*SHORT TASK*:
Select and reproduce each line of the listing below that bears the string "children".

DATA start

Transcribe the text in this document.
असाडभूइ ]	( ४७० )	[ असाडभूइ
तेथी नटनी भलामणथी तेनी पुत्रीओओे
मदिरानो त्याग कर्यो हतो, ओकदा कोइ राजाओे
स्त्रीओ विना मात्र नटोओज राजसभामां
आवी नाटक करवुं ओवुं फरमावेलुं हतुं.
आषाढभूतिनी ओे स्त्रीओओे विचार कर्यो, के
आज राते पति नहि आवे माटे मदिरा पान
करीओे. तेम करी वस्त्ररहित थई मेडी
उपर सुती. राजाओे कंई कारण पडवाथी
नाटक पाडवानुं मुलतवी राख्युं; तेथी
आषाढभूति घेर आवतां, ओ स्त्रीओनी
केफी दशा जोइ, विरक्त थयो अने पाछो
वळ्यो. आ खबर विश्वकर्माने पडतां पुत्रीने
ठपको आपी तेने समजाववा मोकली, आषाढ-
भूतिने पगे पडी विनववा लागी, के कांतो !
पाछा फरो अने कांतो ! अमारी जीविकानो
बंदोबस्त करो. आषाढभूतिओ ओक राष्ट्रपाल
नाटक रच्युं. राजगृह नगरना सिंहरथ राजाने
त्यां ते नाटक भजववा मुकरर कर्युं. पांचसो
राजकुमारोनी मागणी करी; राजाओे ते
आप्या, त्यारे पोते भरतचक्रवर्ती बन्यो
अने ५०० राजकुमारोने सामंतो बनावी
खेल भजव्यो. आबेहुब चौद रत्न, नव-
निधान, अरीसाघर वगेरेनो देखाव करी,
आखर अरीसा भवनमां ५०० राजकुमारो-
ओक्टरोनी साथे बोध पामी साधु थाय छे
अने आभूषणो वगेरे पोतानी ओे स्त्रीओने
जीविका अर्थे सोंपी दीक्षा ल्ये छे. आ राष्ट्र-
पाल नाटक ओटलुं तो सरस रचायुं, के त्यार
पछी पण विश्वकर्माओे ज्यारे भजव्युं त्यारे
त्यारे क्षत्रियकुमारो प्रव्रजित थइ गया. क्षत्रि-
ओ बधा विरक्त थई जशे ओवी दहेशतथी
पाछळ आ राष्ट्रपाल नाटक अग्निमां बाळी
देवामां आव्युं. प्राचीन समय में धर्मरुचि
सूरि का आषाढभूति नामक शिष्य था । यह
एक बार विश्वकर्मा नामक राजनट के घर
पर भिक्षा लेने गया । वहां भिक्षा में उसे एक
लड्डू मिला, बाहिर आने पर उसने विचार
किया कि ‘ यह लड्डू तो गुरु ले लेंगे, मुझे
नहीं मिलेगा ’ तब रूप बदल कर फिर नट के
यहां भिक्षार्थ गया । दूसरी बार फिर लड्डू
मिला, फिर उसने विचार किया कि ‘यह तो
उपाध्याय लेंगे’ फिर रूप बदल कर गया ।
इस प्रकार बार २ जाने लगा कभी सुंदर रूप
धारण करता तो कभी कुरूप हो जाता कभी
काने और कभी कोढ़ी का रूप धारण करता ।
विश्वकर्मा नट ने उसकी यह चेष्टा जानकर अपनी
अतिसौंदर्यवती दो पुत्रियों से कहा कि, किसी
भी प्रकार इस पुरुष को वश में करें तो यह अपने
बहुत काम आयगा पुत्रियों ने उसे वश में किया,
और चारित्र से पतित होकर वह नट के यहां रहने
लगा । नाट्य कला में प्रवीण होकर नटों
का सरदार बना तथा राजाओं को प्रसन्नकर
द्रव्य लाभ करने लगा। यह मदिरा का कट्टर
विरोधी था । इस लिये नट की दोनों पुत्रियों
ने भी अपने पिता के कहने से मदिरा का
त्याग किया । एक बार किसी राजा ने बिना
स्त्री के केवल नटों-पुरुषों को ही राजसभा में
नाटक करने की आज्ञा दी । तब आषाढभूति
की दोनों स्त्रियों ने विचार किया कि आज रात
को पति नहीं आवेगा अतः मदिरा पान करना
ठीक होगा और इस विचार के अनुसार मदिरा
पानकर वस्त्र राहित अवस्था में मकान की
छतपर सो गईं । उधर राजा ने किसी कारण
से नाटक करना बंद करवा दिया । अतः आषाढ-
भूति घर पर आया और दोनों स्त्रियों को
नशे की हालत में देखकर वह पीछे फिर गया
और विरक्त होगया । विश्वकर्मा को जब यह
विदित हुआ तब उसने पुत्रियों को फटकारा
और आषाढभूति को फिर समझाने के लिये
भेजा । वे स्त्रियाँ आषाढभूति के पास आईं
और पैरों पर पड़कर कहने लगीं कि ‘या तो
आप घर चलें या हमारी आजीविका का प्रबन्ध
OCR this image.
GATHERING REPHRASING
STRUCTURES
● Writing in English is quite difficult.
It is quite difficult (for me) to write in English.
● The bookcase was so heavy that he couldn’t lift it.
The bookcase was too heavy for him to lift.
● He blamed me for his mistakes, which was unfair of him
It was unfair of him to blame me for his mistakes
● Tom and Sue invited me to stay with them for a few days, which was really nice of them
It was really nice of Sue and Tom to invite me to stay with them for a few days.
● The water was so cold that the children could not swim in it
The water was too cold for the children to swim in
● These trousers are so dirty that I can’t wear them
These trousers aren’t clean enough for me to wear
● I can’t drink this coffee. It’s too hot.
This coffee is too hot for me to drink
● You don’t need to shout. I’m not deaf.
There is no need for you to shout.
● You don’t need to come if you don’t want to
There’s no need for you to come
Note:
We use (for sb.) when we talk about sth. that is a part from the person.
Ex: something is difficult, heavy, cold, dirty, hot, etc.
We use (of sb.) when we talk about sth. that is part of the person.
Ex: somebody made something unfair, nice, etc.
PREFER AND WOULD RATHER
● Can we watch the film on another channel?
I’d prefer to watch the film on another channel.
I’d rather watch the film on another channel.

DATA end

*EXERCISE RESPONSE*:
● The water was so cold that the children could not swim in it
The water was too cold for the children to swim in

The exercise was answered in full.